STATED GOAL | Write each line word for word, from the line that contains "Decode this image" through the last line of the material below.

ENTRIES SUPPLIED |
+ + + + + + +

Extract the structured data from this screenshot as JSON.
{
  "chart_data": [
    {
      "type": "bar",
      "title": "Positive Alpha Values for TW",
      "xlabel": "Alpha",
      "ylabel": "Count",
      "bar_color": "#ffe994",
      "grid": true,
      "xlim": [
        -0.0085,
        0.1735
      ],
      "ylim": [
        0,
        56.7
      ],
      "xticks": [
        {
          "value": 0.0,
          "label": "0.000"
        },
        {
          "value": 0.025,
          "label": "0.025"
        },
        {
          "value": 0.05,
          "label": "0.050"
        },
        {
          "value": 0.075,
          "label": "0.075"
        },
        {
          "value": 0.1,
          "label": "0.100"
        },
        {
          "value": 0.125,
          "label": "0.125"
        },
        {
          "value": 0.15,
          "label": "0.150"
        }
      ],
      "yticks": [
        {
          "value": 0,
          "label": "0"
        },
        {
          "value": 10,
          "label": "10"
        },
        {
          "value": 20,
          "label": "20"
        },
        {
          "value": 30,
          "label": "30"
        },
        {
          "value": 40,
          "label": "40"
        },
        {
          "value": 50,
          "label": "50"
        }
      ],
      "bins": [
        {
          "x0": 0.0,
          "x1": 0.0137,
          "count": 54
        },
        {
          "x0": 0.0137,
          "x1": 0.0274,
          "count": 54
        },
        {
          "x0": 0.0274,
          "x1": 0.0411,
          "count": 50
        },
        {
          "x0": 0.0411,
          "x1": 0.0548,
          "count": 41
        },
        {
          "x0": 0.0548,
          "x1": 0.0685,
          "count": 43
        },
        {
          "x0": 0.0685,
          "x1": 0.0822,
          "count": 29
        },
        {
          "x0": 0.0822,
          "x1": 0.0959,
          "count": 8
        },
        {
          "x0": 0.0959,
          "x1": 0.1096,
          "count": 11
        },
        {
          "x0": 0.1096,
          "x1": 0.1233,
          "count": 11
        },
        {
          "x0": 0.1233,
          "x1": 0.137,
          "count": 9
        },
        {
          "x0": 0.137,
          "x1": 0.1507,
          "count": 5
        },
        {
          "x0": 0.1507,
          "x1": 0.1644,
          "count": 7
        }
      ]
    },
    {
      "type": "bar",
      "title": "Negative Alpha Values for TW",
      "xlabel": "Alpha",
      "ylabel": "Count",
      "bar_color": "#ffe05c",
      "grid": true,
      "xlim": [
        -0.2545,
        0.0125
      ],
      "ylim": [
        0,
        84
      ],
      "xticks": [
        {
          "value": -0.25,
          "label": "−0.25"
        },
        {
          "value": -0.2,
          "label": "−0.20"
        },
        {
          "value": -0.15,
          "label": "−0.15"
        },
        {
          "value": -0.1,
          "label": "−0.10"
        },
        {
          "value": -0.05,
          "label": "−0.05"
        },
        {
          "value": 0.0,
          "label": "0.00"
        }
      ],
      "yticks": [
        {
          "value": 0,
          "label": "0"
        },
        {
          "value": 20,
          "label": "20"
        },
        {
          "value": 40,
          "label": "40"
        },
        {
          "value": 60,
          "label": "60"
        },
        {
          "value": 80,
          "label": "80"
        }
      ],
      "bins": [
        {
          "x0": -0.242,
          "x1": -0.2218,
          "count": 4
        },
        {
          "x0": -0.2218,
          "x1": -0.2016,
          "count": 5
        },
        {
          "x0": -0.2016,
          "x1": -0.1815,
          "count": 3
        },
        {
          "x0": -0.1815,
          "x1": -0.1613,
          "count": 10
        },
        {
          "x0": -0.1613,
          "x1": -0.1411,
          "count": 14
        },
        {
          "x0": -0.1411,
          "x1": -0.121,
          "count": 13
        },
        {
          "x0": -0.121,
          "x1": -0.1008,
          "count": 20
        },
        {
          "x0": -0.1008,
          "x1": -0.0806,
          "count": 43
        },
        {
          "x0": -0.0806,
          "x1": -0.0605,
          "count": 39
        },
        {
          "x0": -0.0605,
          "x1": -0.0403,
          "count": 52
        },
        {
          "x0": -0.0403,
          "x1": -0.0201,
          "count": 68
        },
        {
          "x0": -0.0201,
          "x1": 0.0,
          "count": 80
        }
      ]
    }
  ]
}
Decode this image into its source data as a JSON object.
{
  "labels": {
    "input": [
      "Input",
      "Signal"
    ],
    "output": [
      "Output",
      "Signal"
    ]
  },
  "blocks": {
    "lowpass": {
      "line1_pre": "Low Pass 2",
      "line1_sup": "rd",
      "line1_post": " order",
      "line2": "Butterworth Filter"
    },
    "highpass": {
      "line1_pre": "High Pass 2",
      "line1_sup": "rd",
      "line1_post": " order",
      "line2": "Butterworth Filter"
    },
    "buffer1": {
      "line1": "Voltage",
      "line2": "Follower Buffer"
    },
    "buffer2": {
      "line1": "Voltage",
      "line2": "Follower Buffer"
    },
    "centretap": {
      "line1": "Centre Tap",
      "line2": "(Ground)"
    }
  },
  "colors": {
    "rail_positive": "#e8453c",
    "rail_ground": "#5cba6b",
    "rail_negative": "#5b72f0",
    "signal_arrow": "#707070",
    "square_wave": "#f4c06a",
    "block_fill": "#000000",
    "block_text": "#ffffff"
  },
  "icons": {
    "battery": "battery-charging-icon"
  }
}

+ + + + + + +

COMPLETE OUTPUT |
Decode this image into its source data as a JSON object.
{
  "labels": {
    "input": [
      "Input",
      "Signal"
    ],
    "output": [
      "Output",
      "Signal"
    ]
  },
  "blocks": {
    "lowpass": {
      "line1_pre": "Low Pass 2",
      "line1_sup": "rd",
      "line1_post": " order",
      "line2": "Butterworth Filter"
    },
    "highpass": {
      "line1_pre": "High Pass 2",
      "line1_sup": "rd",
      "line1_post": " order",
      "line2": "Butterworth Filter"
    },
    "buffer1": {
      "line1": "Voltage",
      "line2": "Follower Buffer"
    },
    "buffer2": {
      "line1": "Voltage",
      "line2": "Follower Buffer"
    },
    "centretap": {
      "line1": "Centre Tap",
      "line2": "(Ground)"
    }
  },
  "colors": {
    "rail_positive": "#e8453c",
    "rail_ground": "#5cba6b",
    "rail_negative": "#5b72f0",
    "signal_arrow": "#707070",
    "square_wave": "#f4c06a",
    "block_fill": "#000000",
    "block_text": "#ffffff"
  },
  "icons": {
    "battery": "battery-charging-icon"
  }
}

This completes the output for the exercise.